Aufgabenliste:
A – Schreib aus dem Auszug über das Radioseminar den Text von „Die Idee zu“ bis einschließlich „musste begrenzt bleiben.“ wortgetreu ab.
B – Fasse im Auszug über das Radioseminar den Absatz, der mit „Uni-Dozent Beuthner und Radio-Redakteurin Führer“ beginnt, als kurze Liste zusammen. Die wichtigsten Fakten sollen erhalten bleiben.
C – Beantworte mithilfe des Auszugs über das Radioseminar diese Fragen:
(i) Zu welchen Themen haben sich die Studierenden in den Interviews gegenseitig befragt?
(ii) An welchem Tag und zu welchen Uhrzeiten bestimmen die Teilnehmenden das Programm im Deutschlandradio?
(iii) Von wem stammt die Idee zu der Zusammenarbeit?

Ausgewählter Auszug:
Während die eine Hälfte der Teilnehmenden mit Sprech- und Atemtechniken ringt, sitzt die andere in einem Seminarraum ein paar Stockwerke tiefer und hört sich Interviews an. Die StudentInnen haben sich gegenseitig befragt: zum Engagement im Studentenstreik, zur Rockband, in der man spielt, zum Nebenjob. Die Interviews sind stark thematisch geprägt – eigentlich jedoch sollten die Personen im Vordergrund stehen. „Da seht ihr mal“, schmunzelt Kommunikationswissenschaftler Michael Beuthner, „wie schnell euch als Fragende vom Antwortenden das Zepter aus der Hand genommen wird. Ganz nebenbei haben die ihre Lieblingsthemen im Interview platziert.“

Neben dem Schein gibt‘s eine eigene Sendung

Uni-Dozent Beuthner und Radio-Redakteurin Führer leiten ein Seminar der besonderen Art. Neben dem Seminarschein bekommen die TeilnehmerInnen auch eine eigene Sendung. Am 20. Februar bestimmen sie 9 bis 18 Uhr das Programm im Deutschlandradio, in dem die Stadt Hamburg im Mittelpunkt steht. Dass Universitäten mit Sendern kooperieren, sagt Beuthner, sei grundsätzlich nichts Neues. „Das beschränkt sich aber auf einen Beitrag. Manchmal wird auch eine kurze Sendung im Lokalprogramm daraus.“ Doch ein ganzes bundesweites Tagesprogramm – „diese Dimension hat es in Deutschland noch nicht gegeben“.

Die Idee zu dieser Zusammenarbeit hatte Susanne Führer. Nicht ganz uneigennützig: Das Deutschlandradio will mehr junge HörerInnen gewinnen und auch in Hamburg präsenter sein. Der erste Annäherungsversuch an die Uni vor einem Jahr wurde gleich positiv erwidert, so dass für das Wintersemester die Praxiswerkstatt ausgeschrieben werden konnte. Das gab es ein „regelrechtes Hauen und Stechen“ auf dem Flur, erinnert sich Beuthner, aber die TeilnehmerInnenzahl musste begrenzt bleiben.

Daten zur Layoutanalyse von Dokumenten:
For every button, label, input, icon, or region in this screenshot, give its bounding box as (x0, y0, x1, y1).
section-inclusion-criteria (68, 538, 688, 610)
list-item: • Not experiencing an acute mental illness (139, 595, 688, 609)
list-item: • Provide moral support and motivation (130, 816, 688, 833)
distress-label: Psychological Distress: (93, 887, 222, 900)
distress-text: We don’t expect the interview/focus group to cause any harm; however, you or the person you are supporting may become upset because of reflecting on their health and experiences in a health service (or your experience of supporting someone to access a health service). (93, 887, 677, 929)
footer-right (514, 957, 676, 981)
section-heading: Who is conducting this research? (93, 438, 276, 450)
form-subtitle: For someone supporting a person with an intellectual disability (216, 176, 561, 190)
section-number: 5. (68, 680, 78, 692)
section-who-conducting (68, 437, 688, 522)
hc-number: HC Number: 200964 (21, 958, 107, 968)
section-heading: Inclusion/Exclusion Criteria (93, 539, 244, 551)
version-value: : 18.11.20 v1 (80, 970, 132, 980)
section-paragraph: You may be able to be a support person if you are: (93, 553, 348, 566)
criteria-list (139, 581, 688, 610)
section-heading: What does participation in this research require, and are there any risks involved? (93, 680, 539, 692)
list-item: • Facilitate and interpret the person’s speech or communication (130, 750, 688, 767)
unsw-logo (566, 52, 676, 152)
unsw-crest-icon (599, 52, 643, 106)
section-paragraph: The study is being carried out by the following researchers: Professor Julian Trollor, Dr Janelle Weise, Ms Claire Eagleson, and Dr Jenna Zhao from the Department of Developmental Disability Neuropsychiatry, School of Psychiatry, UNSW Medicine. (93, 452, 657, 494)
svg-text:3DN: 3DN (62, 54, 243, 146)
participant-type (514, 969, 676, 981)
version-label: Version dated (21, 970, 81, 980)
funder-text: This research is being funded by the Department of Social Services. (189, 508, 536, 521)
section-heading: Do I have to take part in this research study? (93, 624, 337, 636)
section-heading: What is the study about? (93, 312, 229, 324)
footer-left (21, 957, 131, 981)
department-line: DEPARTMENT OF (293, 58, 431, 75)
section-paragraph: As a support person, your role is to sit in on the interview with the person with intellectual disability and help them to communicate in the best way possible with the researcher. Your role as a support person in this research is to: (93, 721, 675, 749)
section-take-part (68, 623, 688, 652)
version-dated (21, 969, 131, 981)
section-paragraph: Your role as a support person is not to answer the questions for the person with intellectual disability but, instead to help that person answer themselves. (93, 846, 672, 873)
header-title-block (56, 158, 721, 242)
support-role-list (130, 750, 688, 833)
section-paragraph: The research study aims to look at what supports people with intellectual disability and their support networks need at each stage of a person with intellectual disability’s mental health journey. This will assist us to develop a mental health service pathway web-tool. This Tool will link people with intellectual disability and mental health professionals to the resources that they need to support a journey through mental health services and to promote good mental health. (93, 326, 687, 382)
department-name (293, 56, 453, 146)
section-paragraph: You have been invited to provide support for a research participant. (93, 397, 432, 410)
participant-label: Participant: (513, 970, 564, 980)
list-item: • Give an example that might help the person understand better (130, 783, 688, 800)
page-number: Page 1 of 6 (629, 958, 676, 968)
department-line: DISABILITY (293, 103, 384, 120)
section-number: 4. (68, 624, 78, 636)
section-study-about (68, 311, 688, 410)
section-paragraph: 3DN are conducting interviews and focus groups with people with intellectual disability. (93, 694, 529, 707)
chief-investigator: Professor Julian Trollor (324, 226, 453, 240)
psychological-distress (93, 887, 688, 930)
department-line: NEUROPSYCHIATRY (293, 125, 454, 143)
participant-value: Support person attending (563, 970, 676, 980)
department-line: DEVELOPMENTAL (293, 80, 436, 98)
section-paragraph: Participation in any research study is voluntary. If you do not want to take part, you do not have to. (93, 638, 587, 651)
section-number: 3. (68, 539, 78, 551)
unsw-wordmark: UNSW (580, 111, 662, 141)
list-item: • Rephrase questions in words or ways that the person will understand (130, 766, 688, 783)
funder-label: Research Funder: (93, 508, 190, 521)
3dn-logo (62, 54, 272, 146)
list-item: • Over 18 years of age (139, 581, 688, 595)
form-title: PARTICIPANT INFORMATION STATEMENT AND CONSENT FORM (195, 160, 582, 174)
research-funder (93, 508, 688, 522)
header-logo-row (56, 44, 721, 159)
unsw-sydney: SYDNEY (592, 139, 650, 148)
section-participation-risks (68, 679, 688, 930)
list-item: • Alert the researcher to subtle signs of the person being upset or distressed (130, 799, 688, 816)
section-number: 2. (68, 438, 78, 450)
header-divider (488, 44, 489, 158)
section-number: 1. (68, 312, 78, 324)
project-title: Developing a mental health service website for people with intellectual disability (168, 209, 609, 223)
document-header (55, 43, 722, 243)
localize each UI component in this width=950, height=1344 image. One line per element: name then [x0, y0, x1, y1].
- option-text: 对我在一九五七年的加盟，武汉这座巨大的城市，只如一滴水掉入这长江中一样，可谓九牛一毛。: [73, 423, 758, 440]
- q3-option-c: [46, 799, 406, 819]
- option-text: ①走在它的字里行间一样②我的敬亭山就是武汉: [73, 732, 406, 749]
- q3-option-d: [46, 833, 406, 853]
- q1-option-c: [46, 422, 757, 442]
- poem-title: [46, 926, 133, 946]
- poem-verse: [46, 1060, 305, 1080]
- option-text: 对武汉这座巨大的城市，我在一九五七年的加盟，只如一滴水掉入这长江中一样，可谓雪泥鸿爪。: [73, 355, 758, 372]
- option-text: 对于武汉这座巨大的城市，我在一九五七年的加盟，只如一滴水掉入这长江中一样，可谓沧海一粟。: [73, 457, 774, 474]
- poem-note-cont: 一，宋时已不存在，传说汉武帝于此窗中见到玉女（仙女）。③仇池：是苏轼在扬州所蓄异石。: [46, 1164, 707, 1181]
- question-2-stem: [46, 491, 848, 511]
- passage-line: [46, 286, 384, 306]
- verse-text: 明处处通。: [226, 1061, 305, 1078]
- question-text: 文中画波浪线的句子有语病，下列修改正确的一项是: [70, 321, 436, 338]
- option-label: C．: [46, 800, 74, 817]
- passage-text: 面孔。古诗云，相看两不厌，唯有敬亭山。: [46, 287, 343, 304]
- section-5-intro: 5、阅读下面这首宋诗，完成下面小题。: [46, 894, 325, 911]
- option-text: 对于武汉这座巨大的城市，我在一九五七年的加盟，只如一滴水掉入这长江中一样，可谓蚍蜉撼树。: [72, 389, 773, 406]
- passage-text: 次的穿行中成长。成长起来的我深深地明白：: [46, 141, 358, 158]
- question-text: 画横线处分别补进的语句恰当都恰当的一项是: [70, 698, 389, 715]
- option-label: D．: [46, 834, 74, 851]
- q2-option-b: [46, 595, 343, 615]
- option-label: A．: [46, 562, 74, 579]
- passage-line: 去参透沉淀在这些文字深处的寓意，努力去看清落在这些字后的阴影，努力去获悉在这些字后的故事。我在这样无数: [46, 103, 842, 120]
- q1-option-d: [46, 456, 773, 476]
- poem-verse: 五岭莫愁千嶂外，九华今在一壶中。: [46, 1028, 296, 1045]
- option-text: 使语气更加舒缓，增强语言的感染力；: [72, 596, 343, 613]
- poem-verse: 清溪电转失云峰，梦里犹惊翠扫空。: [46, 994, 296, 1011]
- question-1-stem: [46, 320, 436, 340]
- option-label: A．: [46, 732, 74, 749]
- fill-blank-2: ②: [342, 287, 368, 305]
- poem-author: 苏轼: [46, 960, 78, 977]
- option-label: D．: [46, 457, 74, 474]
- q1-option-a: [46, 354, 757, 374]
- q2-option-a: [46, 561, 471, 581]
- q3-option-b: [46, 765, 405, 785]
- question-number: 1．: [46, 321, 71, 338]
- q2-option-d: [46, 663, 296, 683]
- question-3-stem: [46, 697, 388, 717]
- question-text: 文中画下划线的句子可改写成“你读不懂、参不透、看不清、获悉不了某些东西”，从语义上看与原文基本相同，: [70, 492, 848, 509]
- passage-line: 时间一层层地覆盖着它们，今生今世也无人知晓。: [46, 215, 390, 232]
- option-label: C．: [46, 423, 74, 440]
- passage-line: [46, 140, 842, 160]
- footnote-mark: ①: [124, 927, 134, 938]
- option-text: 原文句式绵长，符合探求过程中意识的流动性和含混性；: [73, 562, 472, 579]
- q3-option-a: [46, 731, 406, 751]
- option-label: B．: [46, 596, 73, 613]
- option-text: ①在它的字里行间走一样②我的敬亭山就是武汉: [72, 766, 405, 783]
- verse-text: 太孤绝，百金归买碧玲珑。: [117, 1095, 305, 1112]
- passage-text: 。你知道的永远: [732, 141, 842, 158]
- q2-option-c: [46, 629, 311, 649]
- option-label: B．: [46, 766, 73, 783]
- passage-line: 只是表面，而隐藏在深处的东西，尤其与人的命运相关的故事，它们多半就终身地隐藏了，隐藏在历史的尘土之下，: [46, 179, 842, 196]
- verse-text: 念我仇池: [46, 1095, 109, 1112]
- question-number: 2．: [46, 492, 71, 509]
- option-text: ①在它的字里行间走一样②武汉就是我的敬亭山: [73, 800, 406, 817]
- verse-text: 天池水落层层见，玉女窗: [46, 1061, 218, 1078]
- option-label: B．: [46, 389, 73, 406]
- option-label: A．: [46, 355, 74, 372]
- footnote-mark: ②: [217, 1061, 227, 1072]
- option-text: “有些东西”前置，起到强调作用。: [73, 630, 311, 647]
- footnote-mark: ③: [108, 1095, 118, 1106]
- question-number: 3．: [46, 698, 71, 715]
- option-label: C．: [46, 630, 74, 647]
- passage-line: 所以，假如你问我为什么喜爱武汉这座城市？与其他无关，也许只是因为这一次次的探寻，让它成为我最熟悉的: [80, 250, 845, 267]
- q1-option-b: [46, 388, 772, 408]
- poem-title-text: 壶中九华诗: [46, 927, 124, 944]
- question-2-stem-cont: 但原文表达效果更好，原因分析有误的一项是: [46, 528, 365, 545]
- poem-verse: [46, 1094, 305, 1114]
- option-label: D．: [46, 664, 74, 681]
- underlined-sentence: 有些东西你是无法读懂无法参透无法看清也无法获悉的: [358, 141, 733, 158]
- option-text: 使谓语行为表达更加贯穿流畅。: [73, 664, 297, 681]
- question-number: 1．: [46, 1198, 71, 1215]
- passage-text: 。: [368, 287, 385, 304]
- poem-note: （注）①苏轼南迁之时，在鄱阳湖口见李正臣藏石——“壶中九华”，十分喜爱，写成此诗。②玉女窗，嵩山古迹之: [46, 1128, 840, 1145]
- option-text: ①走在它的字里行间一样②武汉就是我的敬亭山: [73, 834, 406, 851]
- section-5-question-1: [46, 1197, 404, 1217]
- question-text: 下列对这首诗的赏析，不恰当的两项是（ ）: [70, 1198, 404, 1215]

Ergebnisse je Aufgabe:
A –
Die Idee zu dieser Zusammenarbeit hatte Susanne Führer. Nicht ganz uneigennützig: Das Deutschlandradio will mehr junge HörerInnen gewinnen und auch in Hamburg präsenter sein. Der erste Annäherungsversuch an die Uni vor einem Jahr wurde gleich positiv erwidert, so dass für das Wintersemester die Praxiswerkstatt ausgeschrieben werden konnte. Das gab es ein „regelrechtes Hauen und Stechen“ auf dem Flur, erinnert sich Beuthner, aber die TeilnehmerInnenzahl musste begrenzt bleiben.

B –
- Uni-Dozent Beuthner und Radio-Redakteurin Führer leiten ein besonderes Seminar.
- Die Teilnehmenden erhalten neben dem Seminarschein auch eine eigene Sendung.
- Am 20. Februar gestalten sie von 9 bis 18 Uhr das Programm im Deutschlandradio, mit der Stadt Hamburg im Mittelpunkt.
- Laut Beuthner sind Kooperationen zwischen Universitäten und Sendern nicht neu. Meist beschränken sie sich aber auf einen Beitrag, manchmal auch auf eine kurze Sendung im Lokalprogramm.
- Ein ganzes bundesweites Tagesprogramm hat es in Deutschland nach seinen Worten noch nicht gegeben.

C –
(i) Zum Engagement im Studentenstreik, zur Rockband, in der man spielt, und zum Nebenjob.
(ii) Am 20. Februar von 9 bis 18 Uhr.
(iii) Von Susanne Führer.